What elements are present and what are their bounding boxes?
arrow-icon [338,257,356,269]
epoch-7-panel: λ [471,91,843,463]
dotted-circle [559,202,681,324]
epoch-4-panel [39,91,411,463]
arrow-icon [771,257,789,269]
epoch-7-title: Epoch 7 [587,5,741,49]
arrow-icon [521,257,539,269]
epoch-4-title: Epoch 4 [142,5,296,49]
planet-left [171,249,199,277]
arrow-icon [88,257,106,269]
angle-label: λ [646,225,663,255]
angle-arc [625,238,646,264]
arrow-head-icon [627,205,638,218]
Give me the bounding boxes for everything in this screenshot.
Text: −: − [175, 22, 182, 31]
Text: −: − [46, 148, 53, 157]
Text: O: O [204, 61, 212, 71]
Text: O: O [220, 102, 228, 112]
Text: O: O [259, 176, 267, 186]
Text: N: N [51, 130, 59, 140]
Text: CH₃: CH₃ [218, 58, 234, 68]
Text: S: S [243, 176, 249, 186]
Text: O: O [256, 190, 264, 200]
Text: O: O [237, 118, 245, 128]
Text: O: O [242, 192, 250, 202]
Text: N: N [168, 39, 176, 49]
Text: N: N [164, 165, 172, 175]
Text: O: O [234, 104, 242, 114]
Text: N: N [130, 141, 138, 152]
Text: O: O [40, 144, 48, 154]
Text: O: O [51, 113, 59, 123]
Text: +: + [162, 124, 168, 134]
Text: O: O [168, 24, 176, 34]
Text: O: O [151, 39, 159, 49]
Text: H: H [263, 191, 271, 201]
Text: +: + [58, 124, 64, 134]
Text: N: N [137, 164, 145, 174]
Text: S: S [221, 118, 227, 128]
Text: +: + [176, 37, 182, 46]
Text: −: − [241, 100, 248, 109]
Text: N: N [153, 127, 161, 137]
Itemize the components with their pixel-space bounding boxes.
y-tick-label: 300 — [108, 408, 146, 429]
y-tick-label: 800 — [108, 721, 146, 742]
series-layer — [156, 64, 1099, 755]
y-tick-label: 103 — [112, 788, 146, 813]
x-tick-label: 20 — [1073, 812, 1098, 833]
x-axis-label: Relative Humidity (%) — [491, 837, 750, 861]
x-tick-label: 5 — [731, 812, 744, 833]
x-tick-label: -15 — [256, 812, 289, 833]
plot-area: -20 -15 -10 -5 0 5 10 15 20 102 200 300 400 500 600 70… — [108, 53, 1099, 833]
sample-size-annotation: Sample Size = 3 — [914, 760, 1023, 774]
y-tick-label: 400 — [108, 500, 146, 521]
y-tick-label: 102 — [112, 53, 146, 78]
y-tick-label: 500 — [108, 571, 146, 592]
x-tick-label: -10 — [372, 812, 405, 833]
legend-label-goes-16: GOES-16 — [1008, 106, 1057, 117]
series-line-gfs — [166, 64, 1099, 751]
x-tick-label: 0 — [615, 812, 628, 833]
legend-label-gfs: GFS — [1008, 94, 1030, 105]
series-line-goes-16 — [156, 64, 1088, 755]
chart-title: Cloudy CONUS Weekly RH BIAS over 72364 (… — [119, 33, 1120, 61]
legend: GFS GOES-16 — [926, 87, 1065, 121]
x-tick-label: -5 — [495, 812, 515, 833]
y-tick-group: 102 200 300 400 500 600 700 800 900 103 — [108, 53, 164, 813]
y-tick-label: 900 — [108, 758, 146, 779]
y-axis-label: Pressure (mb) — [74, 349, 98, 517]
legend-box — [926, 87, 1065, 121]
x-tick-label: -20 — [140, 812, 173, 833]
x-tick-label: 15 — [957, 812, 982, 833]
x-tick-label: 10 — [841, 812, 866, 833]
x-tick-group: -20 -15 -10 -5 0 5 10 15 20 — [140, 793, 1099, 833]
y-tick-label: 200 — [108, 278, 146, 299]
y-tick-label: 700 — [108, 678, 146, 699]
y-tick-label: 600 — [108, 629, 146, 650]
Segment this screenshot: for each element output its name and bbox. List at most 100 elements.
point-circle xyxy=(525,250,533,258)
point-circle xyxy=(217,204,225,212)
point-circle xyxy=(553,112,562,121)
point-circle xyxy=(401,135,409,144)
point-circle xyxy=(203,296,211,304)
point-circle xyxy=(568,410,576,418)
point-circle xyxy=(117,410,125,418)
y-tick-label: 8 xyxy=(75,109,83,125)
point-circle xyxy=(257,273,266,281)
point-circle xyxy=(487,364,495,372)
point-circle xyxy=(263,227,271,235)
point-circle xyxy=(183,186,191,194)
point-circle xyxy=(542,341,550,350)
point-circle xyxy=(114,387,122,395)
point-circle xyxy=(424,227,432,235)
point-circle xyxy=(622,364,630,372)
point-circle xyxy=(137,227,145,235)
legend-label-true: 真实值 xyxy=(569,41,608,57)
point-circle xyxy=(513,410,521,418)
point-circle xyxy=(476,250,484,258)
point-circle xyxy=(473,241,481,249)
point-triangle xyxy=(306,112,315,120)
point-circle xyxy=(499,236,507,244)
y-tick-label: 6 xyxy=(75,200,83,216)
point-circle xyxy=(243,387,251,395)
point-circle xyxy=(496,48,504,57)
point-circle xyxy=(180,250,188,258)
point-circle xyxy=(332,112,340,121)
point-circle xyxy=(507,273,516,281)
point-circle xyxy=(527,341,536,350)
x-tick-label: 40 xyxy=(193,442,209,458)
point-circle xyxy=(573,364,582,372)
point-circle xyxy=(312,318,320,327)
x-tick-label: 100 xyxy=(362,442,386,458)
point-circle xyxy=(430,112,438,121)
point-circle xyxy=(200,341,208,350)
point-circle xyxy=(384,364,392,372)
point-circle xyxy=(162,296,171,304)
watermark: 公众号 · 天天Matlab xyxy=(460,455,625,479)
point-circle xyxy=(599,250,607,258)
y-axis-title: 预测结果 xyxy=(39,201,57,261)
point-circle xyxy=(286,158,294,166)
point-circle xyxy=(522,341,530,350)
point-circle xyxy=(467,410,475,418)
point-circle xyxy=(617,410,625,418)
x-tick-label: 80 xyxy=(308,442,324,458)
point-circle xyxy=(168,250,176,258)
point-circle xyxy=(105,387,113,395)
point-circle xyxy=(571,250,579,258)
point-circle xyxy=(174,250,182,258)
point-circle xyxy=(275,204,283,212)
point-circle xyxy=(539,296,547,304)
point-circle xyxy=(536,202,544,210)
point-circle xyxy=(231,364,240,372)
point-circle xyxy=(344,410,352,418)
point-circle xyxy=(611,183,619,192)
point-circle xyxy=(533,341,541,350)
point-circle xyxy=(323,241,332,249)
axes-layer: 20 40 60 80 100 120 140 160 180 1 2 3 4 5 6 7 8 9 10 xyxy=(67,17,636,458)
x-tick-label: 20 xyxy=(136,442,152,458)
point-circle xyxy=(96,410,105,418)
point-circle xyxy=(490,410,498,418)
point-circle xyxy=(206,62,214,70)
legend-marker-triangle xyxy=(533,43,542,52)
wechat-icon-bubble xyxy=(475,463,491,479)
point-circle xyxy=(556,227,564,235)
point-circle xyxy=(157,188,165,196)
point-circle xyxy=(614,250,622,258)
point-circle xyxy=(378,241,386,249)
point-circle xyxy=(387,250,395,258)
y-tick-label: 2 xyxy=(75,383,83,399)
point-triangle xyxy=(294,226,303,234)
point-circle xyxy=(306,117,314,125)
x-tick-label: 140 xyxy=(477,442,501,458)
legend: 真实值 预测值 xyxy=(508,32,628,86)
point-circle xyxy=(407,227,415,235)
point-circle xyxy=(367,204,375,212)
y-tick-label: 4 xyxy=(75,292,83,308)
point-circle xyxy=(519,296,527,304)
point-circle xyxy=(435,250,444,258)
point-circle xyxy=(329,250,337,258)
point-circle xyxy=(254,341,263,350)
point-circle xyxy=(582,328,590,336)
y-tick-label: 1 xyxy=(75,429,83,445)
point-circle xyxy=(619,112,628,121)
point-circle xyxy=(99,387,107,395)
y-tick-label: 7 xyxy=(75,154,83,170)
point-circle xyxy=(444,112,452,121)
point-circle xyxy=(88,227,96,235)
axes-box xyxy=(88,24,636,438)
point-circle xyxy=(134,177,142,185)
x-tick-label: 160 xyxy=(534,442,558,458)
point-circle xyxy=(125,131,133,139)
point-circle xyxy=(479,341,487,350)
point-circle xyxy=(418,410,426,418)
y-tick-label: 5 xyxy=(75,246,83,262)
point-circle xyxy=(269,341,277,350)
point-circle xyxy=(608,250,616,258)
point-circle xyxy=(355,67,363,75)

+===+

■ STATED TASK
Update the rows from the first line through the line with "arrow-icon [521,257,539,269]", replacing "arrow-icon" with "arrow-marker" and leaving everything else unchanged. Give back only those lines.

■ WORKED ANSWER
What elements are present and what are their bounding boxes?
arrow-marker [338,257,356,269]
epoch-7-panel: λ [471,91,843,463]
dotted-circle [559,202,681,324]
epoch-4-panel [39,91,411,463]
arrow-marker [771,257,789,269]
epoch-7-title: Epoch 7 [587,5,741,49]
arrow-marker [521,257,539,269]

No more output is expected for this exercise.